Select all lines holding the word "Gaussian" from the entries that follow.

====

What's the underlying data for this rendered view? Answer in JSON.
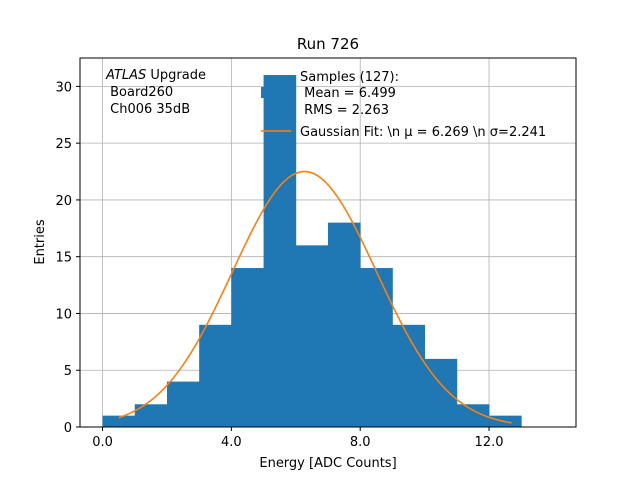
{
  "chart_data": {
    "type": "bar",
    "title": "Run 726",
    "xlabel": "Energy [ADC Counts]",
    "ylabel": "Entries",
    "xlim": [
      -0.7,
      14.7
    ],
    "ylim": [
      0,
      32.5
    ],
    "grid": true,
    "xticks": [
      0,
      4,
      8,
      12
    ],
    "xtick_labels": [
      "0.0",
      "4.0",
      "8.0",
      "12.0"
    ],
    "yticks": [
      0,
      5,
      10,
      15,
      20,
      25,
      30
    ],
    "ytick_labels": [
      "0",
      "5",
      "10",
      "15",
      "20",
      "25",
      "30"
    ],
    "histogram": {
      "bin_edges": [
        0,
        1,
        2,
        3,
        4,
        5,
        6,
        7,
        8,
        9,
        10,
        11,
        12,
        13
      ],
      "counts": [
        1,
        2,
        4,
        9,
        14,
        31,
        16,
        18,
        14,
        9,
        6,
        2,
        1
      ],
      "color": "#1f77b4"
    },
    "fit_curve": {
      "name": "Gaussian Fit",
      "mu": 6.269,
      "sigma": 2.241,
      "amplitude": 22.5,
      "x_range": [
        0.5,
        12.7
      ],
      "color": "#ff7f0e"
    },
    "annotation": {
      "experiment": "ATLAS",
      "experiment_suffix": " Upgrade",
      "line2": " Board260",
      "line3": " Ch006 35dB"
    },
    "legend": {
      "position": "top-right",
      "hist_line1": "Samples (127):",
      "hist_line2": " Mean = 6.499",
      "hist_line3": " RMS = 2.263",
      "fit_label": "Gaussian Fit: \\n μ = 6.269 \\n σ=2.241"
    }
  }
}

====

Problem solution —
      "name": "Gaussian Fit",
      "fit_label": "Gaussian Fit: \\n μ = 6.269 \\n σ=2.241"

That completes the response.